● **DATA SUPPLIED**:
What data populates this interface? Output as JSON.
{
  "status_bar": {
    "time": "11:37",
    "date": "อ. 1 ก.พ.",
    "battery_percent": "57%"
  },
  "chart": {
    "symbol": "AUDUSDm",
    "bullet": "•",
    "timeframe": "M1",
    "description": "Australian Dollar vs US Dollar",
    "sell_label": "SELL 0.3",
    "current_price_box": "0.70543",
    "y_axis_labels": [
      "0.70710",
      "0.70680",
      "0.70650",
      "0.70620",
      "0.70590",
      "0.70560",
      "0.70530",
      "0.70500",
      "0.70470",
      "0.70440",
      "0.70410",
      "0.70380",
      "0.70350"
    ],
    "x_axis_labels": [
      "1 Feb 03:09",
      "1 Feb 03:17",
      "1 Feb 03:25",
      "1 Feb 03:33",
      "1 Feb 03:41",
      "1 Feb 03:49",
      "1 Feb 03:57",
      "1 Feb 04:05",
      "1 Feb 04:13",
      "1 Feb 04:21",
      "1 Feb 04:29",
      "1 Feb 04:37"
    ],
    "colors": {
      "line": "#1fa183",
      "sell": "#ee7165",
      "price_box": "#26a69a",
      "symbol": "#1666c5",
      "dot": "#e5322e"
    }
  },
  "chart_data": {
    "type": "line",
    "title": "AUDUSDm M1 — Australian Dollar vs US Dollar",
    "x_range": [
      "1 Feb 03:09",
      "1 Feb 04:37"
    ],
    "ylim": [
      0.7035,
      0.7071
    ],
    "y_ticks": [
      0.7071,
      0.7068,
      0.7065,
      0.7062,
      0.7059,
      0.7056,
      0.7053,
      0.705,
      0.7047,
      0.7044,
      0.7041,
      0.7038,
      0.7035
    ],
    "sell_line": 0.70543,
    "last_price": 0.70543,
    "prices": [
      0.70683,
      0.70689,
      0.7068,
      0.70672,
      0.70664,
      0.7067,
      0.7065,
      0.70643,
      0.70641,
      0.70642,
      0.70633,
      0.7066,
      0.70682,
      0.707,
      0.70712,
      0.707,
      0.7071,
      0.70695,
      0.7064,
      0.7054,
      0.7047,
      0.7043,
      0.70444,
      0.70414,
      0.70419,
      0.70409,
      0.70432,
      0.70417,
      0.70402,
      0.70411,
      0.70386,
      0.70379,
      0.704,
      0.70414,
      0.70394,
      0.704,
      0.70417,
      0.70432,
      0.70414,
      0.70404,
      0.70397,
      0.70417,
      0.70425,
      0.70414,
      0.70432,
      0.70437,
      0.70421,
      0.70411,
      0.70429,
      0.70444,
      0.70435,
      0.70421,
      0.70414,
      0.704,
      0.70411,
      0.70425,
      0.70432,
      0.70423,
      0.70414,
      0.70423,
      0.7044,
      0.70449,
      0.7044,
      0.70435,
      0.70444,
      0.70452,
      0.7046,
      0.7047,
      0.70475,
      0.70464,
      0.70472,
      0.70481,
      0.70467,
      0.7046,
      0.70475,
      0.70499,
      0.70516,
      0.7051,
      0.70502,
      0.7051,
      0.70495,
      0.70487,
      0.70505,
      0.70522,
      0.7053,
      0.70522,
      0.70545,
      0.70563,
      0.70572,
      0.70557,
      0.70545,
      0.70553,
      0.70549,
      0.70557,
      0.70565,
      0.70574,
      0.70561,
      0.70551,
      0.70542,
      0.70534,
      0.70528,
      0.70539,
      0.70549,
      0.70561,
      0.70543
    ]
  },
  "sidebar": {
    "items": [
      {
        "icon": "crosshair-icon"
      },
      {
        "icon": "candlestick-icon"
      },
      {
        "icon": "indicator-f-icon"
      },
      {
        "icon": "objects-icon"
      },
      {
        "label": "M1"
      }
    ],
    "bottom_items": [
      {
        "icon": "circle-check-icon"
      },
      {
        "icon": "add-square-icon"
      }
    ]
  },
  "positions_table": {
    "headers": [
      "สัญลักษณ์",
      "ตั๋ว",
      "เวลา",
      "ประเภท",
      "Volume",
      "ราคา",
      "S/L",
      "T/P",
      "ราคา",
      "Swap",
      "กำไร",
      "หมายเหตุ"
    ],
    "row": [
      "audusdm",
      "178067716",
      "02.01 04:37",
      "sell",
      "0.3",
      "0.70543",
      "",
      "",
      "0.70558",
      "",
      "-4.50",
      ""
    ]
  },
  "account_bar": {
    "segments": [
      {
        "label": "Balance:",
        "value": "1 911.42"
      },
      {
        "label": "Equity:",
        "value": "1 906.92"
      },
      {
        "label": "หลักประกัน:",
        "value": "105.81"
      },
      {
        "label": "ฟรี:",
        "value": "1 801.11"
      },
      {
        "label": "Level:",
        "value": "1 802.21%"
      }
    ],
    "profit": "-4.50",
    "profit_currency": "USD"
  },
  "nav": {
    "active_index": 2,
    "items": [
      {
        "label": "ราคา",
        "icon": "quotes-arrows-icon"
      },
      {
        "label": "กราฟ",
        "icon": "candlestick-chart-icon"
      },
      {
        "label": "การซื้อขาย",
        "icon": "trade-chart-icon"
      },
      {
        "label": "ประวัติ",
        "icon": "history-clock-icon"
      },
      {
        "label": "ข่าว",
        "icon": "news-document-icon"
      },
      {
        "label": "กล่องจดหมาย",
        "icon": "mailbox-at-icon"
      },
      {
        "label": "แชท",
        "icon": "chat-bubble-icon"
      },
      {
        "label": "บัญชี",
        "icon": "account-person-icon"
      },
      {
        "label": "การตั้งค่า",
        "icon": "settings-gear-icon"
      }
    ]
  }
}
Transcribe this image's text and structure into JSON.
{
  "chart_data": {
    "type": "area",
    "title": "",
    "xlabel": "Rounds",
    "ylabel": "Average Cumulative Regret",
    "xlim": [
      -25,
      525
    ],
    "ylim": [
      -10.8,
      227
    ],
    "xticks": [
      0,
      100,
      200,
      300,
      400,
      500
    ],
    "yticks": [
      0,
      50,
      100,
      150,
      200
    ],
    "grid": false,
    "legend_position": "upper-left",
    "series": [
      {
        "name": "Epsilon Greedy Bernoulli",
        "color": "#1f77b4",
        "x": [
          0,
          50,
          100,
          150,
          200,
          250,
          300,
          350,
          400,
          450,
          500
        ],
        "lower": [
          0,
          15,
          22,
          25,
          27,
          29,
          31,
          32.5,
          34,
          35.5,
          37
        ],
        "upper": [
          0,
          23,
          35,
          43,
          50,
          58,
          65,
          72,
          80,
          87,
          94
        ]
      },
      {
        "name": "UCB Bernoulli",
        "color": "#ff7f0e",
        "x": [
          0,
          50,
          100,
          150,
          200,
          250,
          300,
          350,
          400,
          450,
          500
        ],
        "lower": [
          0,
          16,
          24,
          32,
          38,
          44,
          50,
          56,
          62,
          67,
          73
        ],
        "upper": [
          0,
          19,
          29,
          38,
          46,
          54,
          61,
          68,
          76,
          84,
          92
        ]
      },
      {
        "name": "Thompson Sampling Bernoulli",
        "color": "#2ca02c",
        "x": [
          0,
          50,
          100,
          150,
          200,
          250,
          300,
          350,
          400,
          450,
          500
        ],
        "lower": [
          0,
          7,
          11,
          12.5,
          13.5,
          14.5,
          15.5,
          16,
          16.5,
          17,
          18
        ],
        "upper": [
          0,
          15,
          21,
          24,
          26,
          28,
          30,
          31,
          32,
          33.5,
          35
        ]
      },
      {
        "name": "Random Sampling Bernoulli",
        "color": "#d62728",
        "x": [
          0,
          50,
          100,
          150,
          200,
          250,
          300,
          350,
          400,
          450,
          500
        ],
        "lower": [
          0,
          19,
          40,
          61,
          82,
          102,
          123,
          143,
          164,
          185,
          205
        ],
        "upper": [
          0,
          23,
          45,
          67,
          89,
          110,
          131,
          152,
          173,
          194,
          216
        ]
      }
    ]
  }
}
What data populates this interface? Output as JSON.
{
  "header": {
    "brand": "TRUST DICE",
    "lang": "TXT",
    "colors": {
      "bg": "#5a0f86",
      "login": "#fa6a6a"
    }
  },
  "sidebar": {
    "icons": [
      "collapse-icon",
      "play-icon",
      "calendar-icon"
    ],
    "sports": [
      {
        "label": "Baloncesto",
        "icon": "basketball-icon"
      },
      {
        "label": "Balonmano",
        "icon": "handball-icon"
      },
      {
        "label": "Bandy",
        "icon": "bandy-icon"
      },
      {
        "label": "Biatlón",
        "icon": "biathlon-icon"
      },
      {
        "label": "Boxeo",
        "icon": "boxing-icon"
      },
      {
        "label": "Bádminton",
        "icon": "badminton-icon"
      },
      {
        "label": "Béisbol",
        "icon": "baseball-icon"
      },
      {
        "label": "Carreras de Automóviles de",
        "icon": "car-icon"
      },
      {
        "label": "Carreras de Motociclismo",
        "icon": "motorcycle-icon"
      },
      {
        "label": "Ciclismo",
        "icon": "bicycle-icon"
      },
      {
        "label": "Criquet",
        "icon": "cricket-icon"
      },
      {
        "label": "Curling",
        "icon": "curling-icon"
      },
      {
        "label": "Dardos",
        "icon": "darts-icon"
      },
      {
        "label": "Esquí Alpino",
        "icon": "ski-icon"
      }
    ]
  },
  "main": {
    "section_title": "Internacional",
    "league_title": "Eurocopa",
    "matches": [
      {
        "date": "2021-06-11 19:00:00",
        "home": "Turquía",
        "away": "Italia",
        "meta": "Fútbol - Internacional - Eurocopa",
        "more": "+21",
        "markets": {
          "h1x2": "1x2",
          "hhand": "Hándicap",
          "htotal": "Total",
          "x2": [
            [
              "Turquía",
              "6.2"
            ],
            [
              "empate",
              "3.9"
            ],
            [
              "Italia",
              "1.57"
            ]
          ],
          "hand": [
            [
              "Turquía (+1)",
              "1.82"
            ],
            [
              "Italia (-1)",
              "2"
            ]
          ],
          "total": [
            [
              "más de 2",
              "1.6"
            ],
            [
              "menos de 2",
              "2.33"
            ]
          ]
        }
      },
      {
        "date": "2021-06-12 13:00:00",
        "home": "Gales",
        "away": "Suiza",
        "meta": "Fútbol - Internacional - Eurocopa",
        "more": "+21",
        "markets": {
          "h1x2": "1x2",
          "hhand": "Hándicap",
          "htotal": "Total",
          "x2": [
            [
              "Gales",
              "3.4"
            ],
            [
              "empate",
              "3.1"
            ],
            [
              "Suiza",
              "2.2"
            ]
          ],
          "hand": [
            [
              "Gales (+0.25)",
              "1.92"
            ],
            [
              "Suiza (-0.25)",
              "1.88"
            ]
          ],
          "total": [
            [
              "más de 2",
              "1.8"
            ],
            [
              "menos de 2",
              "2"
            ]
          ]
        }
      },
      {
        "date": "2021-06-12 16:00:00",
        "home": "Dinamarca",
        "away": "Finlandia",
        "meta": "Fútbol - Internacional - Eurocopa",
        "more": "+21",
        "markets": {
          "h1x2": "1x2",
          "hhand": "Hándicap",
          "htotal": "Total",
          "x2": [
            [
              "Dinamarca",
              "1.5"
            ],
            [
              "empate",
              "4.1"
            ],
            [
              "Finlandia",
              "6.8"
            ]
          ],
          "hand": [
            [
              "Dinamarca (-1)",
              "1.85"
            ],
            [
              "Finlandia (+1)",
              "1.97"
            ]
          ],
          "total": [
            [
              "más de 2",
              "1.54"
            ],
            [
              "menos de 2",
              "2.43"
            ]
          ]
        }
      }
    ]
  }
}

● **WHAT TO DO**: Report back each line of the entries that holds the string "Finlandia".

● **RESULT BELOW**:
        "away": "Finlandia",
              "Finlandia",
              "Finlandia (+1)",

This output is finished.